-- Goal of the exercise --
Render every line of each item below as a JSON list of strings, one string per line, with blank lines and pictures left out.

-- The records --

★ ★ ★ ★

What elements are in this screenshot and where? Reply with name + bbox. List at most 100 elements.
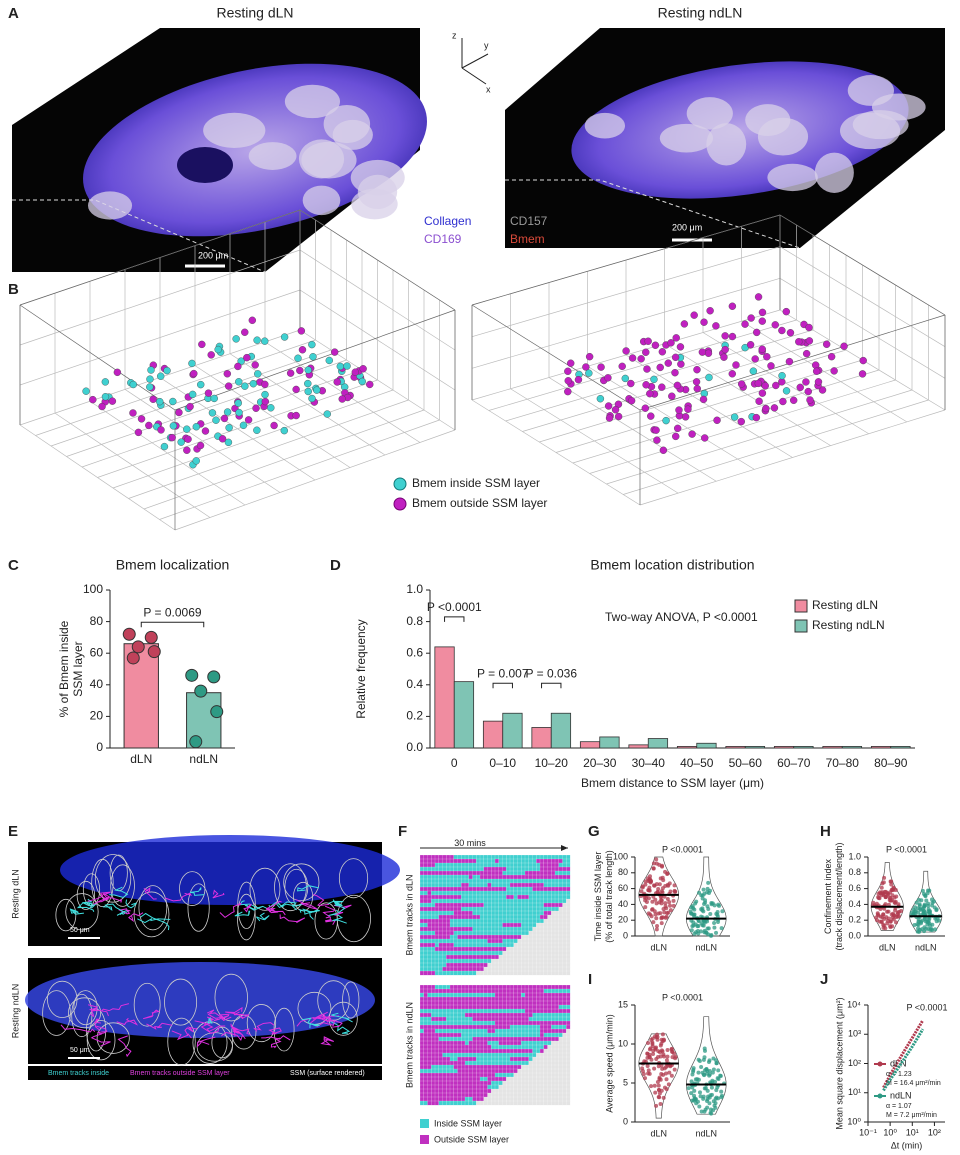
heat-cell (431, 1012, 436, 1018)
heat-cell (524, 942, 530, 948)
heat-cell (476, 886, 481, 892)
heat-cell (487, 988, 492, 994)
heat-cell (491, 938, 496, 944)
heat-cell (479, 966, 485, 972)
x-tick-label: 10⁻¹ (859, 1127, 877, 1137)
jitter-dot (710, 1078, 715, 1083)
jitter-dot (647, 885, 652, 890)
heat-cell (457, 906, 462, 912)
heat-cell (457, 866, 462, 872)
heat-cell (502, 878, 507, 884)
heat-cell (498, 996, 503, 1002)
bar (696, 742, 717, 749)
heat-cell (566, 862, 571, 868)
heat-cell (423, 938, 428, 944)
heat-cell (438, 922, 443, 928)
heat-cell (431, 970, 436, 976)
heat-cell (509, 1040, 515, 1046)
heat-cell (431, 866, 436, 872)
heat-cell (438, 950, 443, 956)
heat-cell (513, 1088, 518, 1094)
heat-cell (431, 954, 436, 960)
heat-cell (506, 874, 511, 880)
heat-cell (479, 1024, 485, 1030)
jitter-dot (921, 908, 926, 913)
heat-cell (453, 1068, 458, 1074)
heat-cell (453, 874, 458, 880)
heat-cell (419, 942, 425, 948)
heat-cell (539, 942, 545, 948)
heat-cell (502, 886, 507, 892)
heat-cell (532, 1072, 537, 1078)
jitter-dot (916, 923, 921, 928)
heat-cell (532, 992, 537, 998)
heat-cell (472, 1056, 477, 1062)
heat-cell (536, 984, 541, 990)
heat-cell (562, 1044, 567, 1050)
heat-cell (513, 866, 518, 872)
jitter-dot (643, 879, 648, 884)
heat-cell (449, 890, 455, 896)
heat-cell (528, 1040, 533, 1046)
heat-cell (502, 992, 507, 998)
jitter-dot (926, 909, 931, 914)
heat-cell (498, 906, 503, 912)
heat-cell (521, 992, 526, 998)
heat-cell (491, 934, 496, 940)
heat-cell (476, 1028, 481, 1034)
jitter-dot (883, 895, 888, 900)
heat-cell (491, 1080, 496, 1086)
heat-cell (438, 918, 443, 924)
follicle-outline (86, 1020, 116, 1061)
jitter-dot (883, 889, 888, 894)
heat-cell (431, 934, 436, 940)
heat-cell (461, 1048, 466, 1054)
heat-cell (457, 1080, 462, 1086)
heat-cell (532, 970, 537, 976)
cell-dot (747, 314, 755, 322)
jitter-dot (694, 1101, 699, 1106)
heat-cell (461, 878, 466, 884)
heat-cell (476, 1044, 481, 1050)
heat-cell (554, 922, 560, 928)
heat-cell (434, 1008, 440, 1014)
heat-cell (491, 1056, 496, 1062)
heat-cell (453, 1028, 458, 1034)
heat-cell (517, 1076, 522, 1082)
track (200, 1022, 226, 1033)
heat-cell (494, 984, 500, 990)
y-tick-label: 0.2 (848, 915, 861, 925)
heat-cell (551, 854, 556, 860)
cell-dot (168, 433, 176, 442)
heat-cell (543, 1044, 548, 1050)
heat-cell (517, 862, 522, 868)
heat-cell (472, 866, 477, 872)
x-tick-label: 10² (928, 1127, 941, 1137)
heat-cell (446, 1056, 451, 1062)
heat-cell (491, 1076, 496, 1082)
box-edge (505, 179, 801, 249)
heat-cell (517, 882, 522, 888)
heat-cell (472, 938, 477, 944)
heat-cell (551, 1092, 556, 1098)
jitter-dot (711, 1067, 716, 1072)
heat-cell (532, 950, 537, 956)
heat-cell (483, 958, 488, 964)
annotation: P <0.0001 (662, 992, 703, 1002)
heat-cell (506, 890, 511, 896)
jitter-dot (691, 1066, 696, 1071)
heat-cell (558, 1012, 563, 1018)
cell-dot (220, 414, 229, 423)
heat-cell (558, 1032, 563, 1038)
heat-cell (506, 914, 511, 920)
heat-cell (427, 910, 432, 916)
heat-cell (434, 1012, 440, 1018)
heat-cell (528, 1084, 533, 1090)
heat-cell (434, 1072, 440, 1078)
heat-cell (438, 992, 443, 998)
heat-cell (457, 966, 462, 972)
heat-cell (513, 966, 518, 972)
heat-cell (513, 898, 518, 904)
heat-cell (427, 962, 432, 968)
heat-cell (461, 906, 466, 912)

★ ★ ★ ★

-- Reply to the exercise --
[
  "What elements are in this screenshot and where? Reply with name + bbox. List at most 100 elements.",
  "heat-cell (431, 1012, 436, 1018)",
  "heat-cell (524, 942, 530, 948)",
  "heat-cell (476, 886, 481, 892)",
  "heat-cell (487, 988, 492, 994)",
  "heat-cell (491, 938, 496, 944)",
  "heat-cell (479, 966, 485, 972)",
  "x-tick-label: 10⁻¹ (859, 1127, 877, 1137)",
  "jitter-dot (710, 1078, 715, 1083)",
  "jitter-dot (647, 885, 652, 890)",
  "heat-cell (457, 906, 462, 912)",
  "heat-cell (457, 866, 462, 872)",
  "heat-cell (502, 878, 507, 884)",
  "heat-cell (498, 996, 503, 1002)",
  "bar (696, 742, 717, 749)",
  "heat-cell (566, 862, 571, 868)",
  "heat-cell (423, 938, 428, 944)",
  "heat-cell (438, 922, 443, 928)",
  "heat-cell (431, 970, 436, 976)",
  "heat-cell (509, 1040, 515, 1046)",
  "heat-cell (431, 866, 436, 872)",
  "heat-cell (438, 950, 443, 956)",
  "heat-cell (513, 1088, 518, 1094)",
  "heat-cell (431, 954, 436, 960)",
  "heat-cell (506, 874, 511, 880)",
  "heat-cell (479, 1024, 485, 1030)",
  "jitter-dot (921, 908, 926, 913)",
  "heat-cell (453, 1068, 458, 1074)",
  "heat-cell (453, 874, 458, 880)",
  "heat-cell (419, 942, 425, 948)",
  "heat-cell (539, 942, 545, 948)",
  "heat-cell (502, 886, 507, 892)",
  "heat-cell (532, 1072, 537, 1078)",
  "jitter-dot (916, 923, 921, 928)",
  "heat-cell (532, 992, 537, 998)",
  "heat-cell (472, 1056, 477, 1062)",
  "heat-cell (536, 984, 541, 990)",
  "heat-cell (562, 1044, 567, 1050)",
  "heat-cell (513, 866, 518, 872)",
  "jitter-dot (643, 879, 648, 884)",
  "heat-cell (449, 890, 455, 896)",
  "heat-cell (528, 1040, 533, 1046)",
  "heat-cell (502, 992, 507, 998)",
  "jitter-dot (926, 909, 931, 914)",
  "heat-cell (498, 906, 503, 912)",
  "heat-cell (521, 992, 526, 998)",
  "heat-cell (491, 934, 496, 940)",
  "heat-cell (476, 1028, 481, 1034)",
  "jitter-dot (883, 895, 888, 900)",
  "heat-cell (491, 1080, 496, 1086)",
  "heat-cell (438, 918, 443, 924)",
  "follicle-outline (86, 1020, 116, 1061)",
  "jitter-dot (883, 889, 888, 894)",
  "heat-cell (431, 934, 436, 940)",
  "heat-cell (461, 1048, 466, 1054)",
  "heat-cell (457, 1080, 462, 1086)",
  "heat-cell (532, 970, 537, 976)",
  "cell-dot (747, 314, 755, 322)",
  "jitter-dot (694, 1101, 699, 1106)",
  "heat-cell (461, 878, 466, 884)",
  "heat-cell (476, 1044, 481, 1050)",
  "heat-cell (554, 922, 560, 928)",
  "heat-cell (434, 1008, 440, 1014)",
  "heat-cell (491, 1056, 496, 1062)",
  "heat-cell (453, 1028, 458, 1034)",
  "heat-cell (517, 1076, 522, 1082)",
  "track (200, 1022, 226, 1033)",
  "heat-cell (494, 984, 500, 990)",
  "y-tick-label: 0.2 (848, 915, 861, 925)",
  "heat-cell (551, 854, 556, 860)",
  "cell-dot (168, 433, 176, 442)",
  "heat-cell (543, 1044, 548, 1050)",
  "heat-cell (517, 862, 522, 868)",
  "heat-cell (472, 866, 477, 872)",
  "x-tick-label: 10² (928, 1127, 941, 1137)",
  "heat-cell (446, 1056, 451, 1062)",
  "heat-cell (491, 1076, 496, 1082)",
  "box-edge (505, 179, 801, 249)",
  "heat-cell (517, 882, 522, 888)",
  "heat-cell (472, 938, 477, 944)",
  "heat-cell (551, 1092, 556, 1098)",
  "jitter-dot (711, 1067, 716, 1072)",
  "heat-cell (532, 950, 537, 956)",
  "heat-cell (483, 958, 488, 964)",
  "annotation: P <0.0001 (662, 992, 703, 1002)",
  "heat-cell (506, 890, 511, 896)",
  "jitter-dot (691, 1066, 696, 1071)",
  "heat-cell (558, 1012, 563, 1018)",
  "cell-dot (220, 414, 229, 423)",
  "heat-cell (558, 1032, 563, 1038)",
  "heat-cell (506, 914, 511, 920)",
  "heat-cell (427, 910, 432, 916)",
  "heat-cell (434, 1012, 440, 1018)",
  "heat-cell (528, 1084, 533, 1090)",
  "heat-cell (434, 1072, 440, 1078)",
  "heat-cell (438, 992, 443, 998)",
  "heat-cell (457, 966, 462, 972)",
  "heat-cell (513, 966, 518, 972)",
  "heat-cell (513, 898, 518, 904)",
  "heat-cell (427, 962, 432, 968)",
  "heat-cell (461, 906, 466, 912)"
]